Prompt —
Report the number of lines where the string "through" occurs, and write nothing else.

(Structured figure records)

------------------------

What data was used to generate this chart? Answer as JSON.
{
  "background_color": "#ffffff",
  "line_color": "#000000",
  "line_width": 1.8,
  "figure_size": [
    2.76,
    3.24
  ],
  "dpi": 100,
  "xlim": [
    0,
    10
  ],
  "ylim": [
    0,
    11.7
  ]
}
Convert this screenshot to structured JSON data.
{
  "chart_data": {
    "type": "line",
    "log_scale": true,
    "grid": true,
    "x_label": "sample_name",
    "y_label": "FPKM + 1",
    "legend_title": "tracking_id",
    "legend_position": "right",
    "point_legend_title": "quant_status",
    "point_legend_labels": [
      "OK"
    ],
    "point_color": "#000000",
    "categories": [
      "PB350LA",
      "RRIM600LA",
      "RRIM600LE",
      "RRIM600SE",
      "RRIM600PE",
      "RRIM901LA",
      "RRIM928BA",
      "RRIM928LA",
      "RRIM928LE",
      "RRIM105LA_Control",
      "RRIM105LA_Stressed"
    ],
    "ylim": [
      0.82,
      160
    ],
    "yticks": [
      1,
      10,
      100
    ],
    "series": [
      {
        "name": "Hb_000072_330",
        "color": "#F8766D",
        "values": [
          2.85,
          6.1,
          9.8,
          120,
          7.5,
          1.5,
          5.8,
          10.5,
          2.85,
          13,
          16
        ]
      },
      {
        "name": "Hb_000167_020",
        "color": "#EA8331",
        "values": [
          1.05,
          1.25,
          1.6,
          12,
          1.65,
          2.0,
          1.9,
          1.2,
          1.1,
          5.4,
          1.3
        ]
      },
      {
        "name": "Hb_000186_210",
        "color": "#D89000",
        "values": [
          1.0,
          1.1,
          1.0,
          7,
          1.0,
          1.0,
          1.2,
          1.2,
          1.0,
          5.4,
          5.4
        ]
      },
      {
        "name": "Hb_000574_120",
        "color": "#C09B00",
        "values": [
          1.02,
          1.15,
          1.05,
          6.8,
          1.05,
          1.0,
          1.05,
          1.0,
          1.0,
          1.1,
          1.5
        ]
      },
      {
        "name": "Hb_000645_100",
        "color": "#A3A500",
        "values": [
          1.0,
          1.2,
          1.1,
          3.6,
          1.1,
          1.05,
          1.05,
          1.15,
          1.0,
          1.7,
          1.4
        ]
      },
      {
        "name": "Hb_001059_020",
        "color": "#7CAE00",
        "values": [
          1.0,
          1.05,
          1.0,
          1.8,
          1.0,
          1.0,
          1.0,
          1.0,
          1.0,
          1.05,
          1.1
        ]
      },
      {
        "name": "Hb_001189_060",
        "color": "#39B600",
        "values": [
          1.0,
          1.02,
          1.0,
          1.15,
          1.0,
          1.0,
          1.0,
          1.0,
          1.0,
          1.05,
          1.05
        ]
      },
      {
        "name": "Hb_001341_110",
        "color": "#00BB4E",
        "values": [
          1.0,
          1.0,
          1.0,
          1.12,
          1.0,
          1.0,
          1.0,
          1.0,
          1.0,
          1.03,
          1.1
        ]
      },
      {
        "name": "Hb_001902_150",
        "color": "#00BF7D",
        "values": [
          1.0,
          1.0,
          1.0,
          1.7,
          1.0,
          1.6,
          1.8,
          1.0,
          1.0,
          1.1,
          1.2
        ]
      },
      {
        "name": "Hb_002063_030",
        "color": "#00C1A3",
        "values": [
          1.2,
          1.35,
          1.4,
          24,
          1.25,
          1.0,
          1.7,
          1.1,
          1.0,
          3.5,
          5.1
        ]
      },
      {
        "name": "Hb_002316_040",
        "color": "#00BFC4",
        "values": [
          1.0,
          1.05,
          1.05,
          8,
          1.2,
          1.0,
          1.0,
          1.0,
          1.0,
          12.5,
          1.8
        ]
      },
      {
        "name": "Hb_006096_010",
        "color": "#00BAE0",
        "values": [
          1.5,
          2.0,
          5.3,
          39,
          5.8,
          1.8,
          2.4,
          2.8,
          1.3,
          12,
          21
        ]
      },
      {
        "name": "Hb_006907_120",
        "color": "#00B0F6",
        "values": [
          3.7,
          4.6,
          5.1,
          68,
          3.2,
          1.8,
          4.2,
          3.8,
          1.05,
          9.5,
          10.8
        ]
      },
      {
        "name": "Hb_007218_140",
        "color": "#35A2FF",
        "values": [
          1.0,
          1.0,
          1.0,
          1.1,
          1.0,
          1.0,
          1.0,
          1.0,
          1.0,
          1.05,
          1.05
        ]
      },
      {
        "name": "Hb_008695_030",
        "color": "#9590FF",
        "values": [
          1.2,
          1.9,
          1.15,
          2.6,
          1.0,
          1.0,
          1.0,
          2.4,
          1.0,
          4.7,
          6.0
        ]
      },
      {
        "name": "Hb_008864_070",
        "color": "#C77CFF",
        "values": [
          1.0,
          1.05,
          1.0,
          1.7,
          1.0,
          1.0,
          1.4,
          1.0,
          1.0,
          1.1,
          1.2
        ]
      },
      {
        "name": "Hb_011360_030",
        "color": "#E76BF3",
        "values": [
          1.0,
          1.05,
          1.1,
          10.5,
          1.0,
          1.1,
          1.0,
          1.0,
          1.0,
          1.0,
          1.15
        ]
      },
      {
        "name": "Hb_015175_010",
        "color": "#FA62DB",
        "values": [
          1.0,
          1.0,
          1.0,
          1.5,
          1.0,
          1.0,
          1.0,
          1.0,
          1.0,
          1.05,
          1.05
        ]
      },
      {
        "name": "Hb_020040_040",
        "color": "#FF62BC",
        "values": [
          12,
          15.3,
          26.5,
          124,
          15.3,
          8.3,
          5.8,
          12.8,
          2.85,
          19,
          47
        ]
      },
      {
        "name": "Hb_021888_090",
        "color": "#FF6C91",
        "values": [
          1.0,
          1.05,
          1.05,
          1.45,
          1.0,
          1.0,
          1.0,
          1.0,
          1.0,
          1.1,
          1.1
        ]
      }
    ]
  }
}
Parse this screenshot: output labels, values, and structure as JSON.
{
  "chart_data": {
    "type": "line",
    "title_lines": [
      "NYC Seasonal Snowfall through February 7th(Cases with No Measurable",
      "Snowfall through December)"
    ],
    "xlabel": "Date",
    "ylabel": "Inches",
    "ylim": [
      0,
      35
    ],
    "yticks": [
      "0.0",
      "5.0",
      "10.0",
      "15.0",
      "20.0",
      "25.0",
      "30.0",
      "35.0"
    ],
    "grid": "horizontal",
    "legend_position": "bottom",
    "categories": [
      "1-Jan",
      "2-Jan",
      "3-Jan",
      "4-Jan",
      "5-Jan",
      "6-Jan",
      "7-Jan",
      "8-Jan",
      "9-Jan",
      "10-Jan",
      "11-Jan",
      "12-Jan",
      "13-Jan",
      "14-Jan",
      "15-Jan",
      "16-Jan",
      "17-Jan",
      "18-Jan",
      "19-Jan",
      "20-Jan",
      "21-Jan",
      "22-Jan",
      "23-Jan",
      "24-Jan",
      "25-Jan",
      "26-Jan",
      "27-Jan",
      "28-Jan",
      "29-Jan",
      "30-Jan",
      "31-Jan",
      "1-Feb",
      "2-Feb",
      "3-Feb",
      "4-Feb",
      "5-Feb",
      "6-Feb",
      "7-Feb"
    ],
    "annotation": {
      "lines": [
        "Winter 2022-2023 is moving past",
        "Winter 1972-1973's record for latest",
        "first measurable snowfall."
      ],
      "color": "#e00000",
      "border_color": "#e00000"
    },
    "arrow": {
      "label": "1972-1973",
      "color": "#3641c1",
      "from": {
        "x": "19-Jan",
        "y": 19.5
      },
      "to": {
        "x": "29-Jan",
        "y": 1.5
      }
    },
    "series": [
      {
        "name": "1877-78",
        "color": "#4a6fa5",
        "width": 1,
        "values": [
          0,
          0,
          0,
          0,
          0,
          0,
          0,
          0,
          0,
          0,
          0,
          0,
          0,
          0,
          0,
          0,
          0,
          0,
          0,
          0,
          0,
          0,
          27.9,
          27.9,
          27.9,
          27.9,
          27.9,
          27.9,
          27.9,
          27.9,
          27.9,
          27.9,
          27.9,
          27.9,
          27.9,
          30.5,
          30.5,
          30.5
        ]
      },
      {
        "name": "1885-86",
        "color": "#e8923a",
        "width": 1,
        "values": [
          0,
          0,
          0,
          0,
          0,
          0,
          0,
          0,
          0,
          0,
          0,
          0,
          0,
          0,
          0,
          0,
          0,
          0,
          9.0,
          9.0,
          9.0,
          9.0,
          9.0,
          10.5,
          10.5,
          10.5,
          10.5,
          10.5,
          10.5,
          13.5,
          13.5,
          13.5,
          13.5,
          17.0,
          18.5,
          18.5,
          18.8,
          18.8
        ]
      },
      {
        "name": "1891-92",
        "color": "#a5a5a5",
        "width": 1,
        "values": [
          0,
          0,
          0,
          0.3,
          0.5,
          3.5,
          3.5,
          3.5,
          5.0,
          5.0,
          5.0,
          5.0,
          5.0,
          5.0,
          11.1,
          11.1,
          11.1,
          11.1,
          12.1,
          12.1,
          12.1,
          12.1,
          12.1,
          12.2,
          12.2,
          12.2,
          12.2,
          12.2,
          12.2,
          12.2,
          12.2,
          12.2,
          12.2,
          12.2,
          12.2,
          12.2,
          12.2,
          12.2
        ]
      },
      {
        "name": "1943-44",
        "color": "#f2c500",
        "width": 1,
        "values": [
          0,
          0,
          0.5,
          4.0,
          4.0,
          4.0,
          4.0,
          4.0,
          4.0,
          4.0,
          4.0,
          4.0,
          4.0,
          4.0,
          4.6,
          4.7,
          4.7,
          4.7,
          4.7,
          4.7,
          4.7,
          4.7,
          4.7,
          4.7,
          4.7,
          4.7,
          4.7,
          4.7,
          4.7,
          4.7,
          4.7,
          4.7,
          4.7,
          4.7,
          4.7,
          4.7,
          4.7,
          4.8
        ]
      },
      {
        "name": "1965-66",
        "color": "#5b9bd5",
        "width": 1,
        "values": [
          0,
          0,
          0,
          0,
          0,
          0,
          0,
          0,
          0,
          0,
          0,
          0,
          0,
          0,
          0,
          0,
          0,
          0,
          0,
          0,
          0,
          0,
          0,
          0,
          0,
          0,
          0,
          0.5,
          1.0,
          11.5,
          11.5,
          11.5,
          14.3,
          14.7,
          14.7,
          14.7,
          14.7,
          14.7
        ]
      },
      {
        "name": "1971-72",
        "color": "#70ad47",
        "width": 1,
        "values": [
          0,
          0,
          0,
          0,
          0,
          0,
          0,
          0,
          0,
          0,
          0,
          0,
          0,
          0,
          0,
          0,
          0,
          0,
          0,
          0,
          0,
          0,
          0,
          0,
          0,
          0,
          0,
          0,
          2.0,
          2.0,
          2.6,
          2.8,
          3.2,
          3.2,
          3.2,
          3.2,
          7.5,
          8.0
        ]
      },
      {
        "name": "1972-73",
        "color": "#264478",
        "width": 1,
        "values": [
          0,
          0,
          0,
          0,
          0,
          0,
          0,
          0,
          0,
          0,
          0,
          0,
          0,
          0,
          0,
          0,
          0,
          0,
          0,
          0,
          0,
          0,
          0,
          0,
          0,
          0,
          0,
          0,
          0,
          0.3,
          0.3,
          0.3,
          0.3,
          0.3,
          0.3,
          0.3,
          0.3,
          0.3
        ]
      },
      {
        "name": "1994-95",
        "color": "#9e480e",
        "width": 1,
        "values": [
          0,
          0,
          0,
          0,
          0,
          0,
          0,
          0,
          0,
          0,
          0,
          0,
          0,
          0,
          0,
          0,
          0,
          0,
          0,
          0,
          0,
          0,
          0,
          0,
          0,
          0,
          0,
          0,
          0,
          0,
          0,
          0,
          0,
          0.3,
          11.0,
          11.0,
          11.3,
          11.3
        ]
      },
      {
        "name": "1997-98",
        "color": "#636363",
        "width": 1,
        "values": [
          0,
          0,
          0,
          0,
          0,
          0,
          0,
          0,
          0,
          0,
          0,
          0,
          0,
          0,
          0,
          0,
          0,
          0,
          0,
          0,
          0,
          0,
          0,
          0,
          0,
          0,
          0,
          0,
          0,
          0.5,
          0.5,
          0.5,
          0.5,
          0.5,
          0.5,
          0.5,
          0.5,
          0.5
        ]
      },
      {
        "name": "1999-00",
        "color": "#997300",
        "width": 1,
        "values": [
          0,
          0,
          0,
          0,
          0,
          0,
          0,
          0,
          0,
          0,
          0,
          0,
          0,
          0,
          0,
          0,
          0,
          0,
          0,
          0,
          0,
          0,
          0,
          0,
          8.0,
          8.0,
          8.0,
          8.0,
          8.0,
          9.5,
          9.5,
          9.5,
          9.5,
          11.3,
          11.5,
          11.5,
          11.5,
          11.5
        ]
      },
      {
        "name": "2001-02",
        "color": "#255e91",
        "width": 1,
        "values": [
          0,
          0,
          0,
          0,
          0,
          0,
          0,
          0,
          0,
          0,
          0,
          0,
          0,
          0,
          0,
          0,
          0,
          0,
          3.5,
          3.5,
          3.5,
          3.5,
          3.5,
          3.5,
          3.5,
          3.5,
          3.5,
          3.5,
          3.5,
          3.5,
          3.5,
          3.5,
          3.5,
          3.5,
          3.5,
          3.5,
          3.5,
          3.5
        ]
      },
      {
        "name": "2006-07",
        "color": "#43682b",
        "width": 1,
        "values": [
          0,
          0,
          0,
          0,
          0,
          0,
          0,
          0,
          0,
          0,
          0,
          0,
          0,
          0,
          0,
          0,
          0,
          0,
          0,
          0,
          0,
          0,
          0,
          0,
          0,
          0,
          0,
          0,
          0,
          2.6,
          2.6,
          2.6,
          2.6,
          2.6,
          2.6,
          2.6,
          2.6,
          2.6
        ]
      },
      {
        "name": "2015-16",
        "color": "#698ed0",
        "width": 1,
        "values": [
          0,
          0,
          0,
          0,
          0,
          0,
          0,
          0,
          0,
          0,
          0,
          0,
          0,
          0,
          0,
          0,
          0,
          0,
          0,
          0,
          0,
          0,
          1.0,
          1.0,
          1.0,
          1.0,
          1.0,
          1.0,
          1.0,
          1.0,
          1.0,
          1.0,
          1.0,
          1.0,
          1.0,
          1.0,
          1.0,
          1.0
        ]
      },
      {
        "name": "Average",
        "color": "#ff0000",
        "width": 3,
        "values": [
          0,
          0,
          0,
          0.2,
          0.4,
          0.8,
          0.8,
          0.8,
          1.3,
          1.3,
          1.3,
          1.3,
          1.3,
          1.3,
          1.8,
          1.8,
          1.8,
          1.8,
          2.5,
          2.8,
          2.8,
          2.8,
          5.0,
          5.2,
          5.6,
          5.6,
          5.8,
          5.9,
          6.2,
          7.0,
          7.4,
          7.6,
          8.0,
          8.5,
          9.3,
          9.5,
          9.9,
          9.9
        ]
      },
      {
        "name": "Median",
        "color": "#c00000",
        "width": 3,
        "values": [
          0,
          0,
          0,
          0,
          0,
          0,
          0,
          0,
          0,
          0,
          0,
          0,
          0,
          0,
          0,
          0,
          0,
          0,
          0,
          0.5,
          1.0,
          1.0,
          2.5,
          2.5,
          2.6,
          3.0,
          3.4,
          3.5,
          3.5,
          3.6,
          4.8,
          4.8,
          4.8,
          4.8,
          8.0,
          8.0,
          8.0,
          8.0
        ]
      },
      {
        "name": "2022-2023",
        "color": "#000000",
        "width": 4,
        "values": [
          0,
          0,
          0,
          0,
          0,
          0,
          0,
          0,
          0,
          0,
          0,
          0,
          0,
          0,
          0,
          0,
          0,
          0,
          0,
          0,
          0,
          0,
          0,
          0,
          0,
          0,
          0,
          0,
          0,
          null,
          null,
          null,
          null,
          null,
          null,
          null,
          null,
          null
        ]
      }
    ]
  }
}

------------------------

Solved exercise —
2